GIVEN PROBLEM
The entries below are to be transcribed in full, without their images.

────────────────

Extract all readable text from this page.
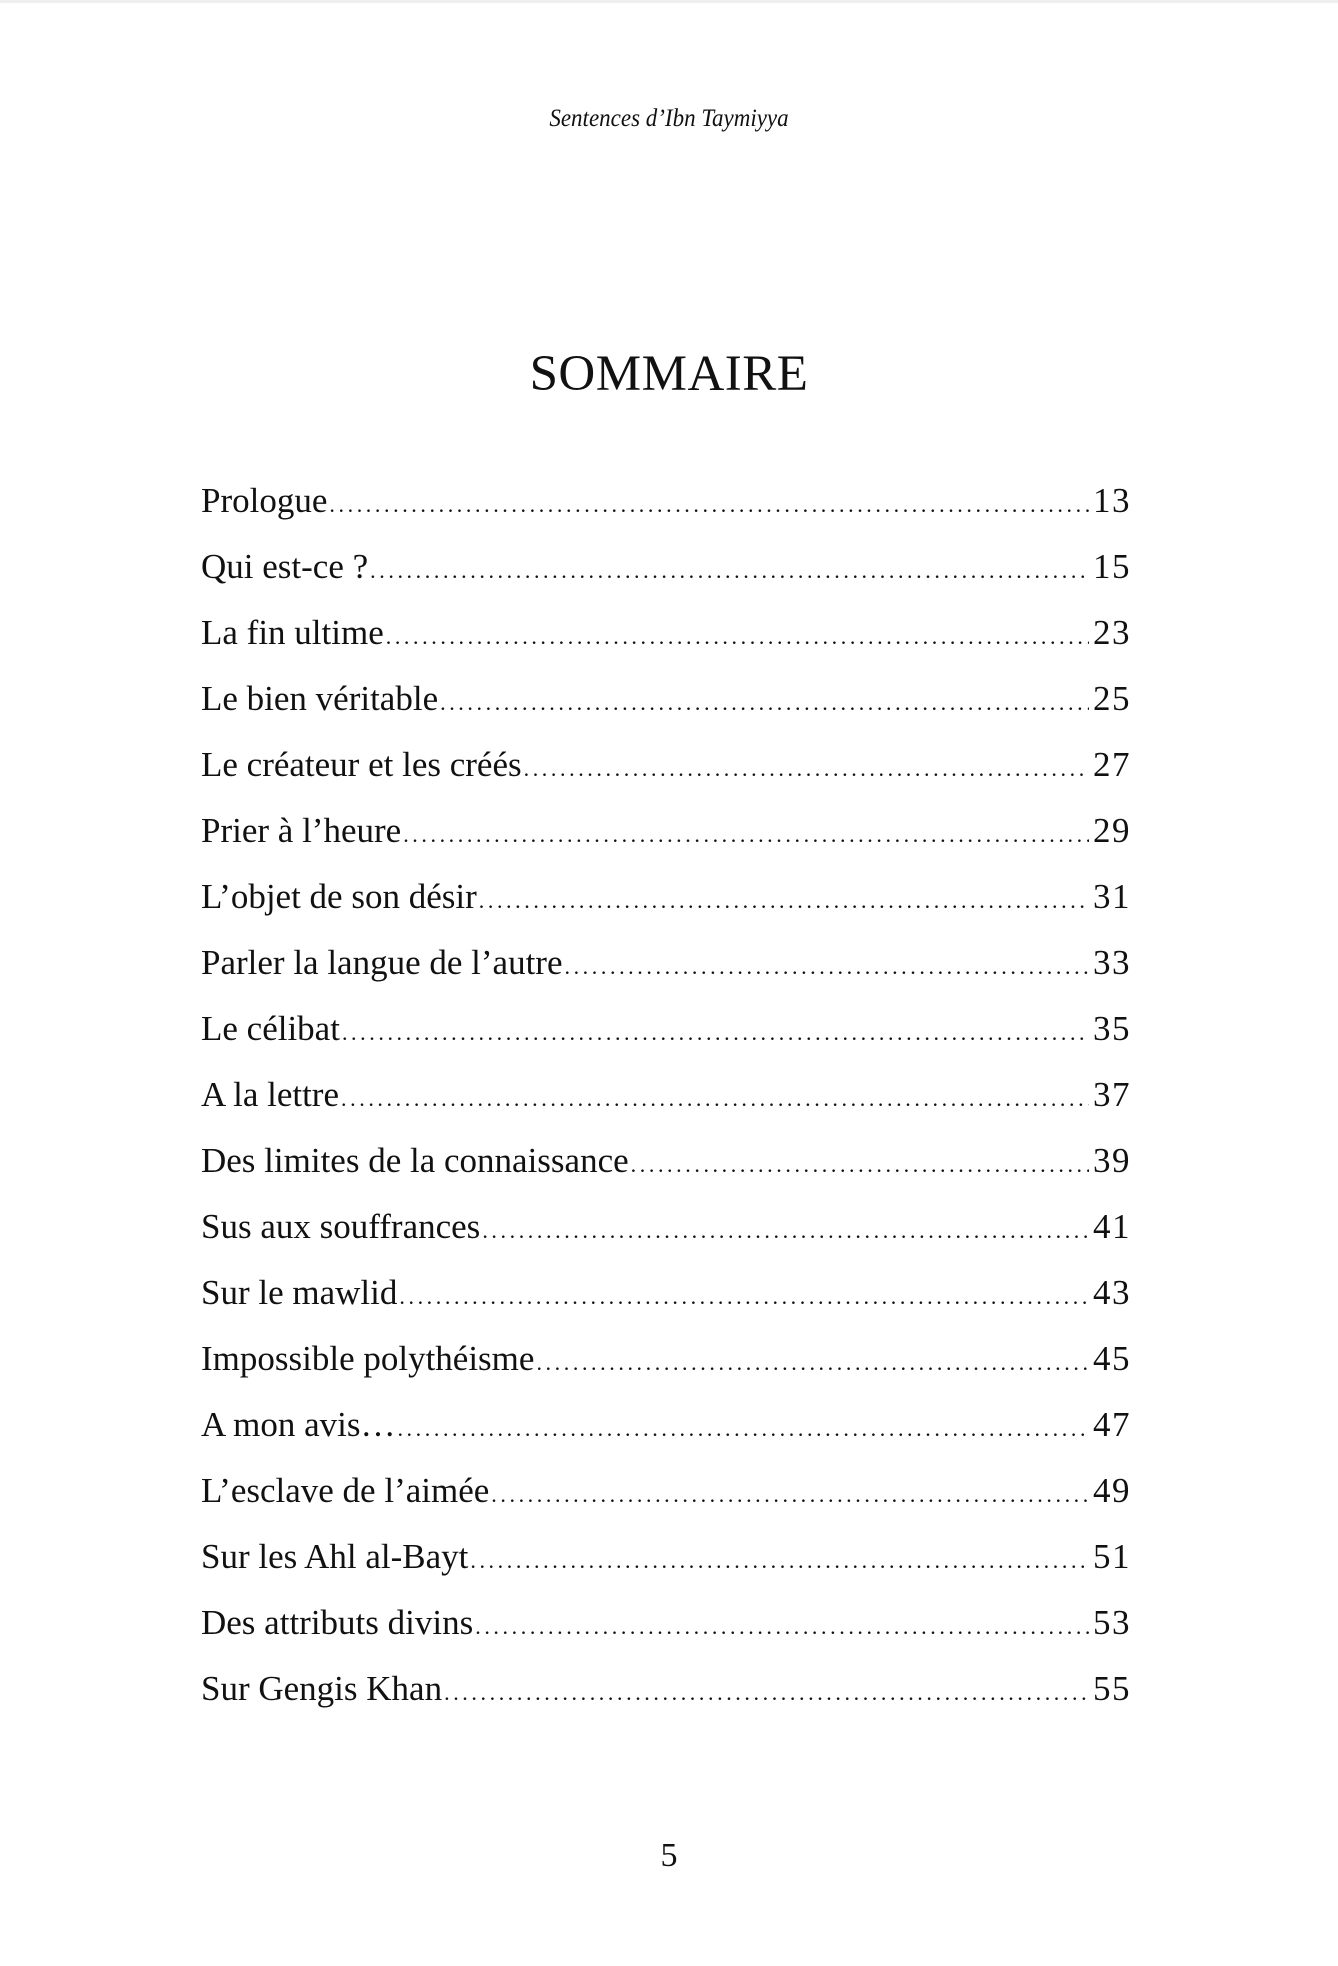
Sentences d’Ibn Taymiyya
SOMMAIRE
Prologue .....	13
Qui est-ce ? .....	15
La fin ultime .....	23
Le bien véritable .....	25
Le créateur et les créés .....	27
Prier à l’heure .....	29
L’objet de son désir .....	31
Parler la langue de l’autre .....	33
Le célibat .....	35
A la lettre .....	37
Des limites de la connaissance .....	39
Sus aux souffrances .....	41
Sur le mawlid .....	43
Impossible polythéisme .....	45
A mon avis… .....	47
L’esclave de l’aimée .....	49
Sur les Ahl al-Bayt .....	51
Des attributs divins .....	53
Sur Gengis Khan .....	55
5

────────────────

TASK ANSWER
Extract all readable text from this page.
Sentences d’Ibn Taymiyya
SOMMAIRE
Prologue .....	13
Qui est-ce ? .....	15
La fin ultime .....	23
Le bien véritable .....	25
Le créateur et les créés .....	27
Prier à l’heure .....	29
L’objet de son désir .....	31
Parler la langue de l’autre .....	33
Le célibat .....	35
A la lettre .....	37
Des limites de la connaissance .....	39
Sus aux souffrances .....	41
Sur le mawlid .....	43
Impossible polythéisme .....	45
A mon avis… .....	47
L’esclave de l’aimée .....	49
Sur les Ahl al-Bayt .....	51
Des attributs divins .....	53
Sur Gengis Khan .....	55
5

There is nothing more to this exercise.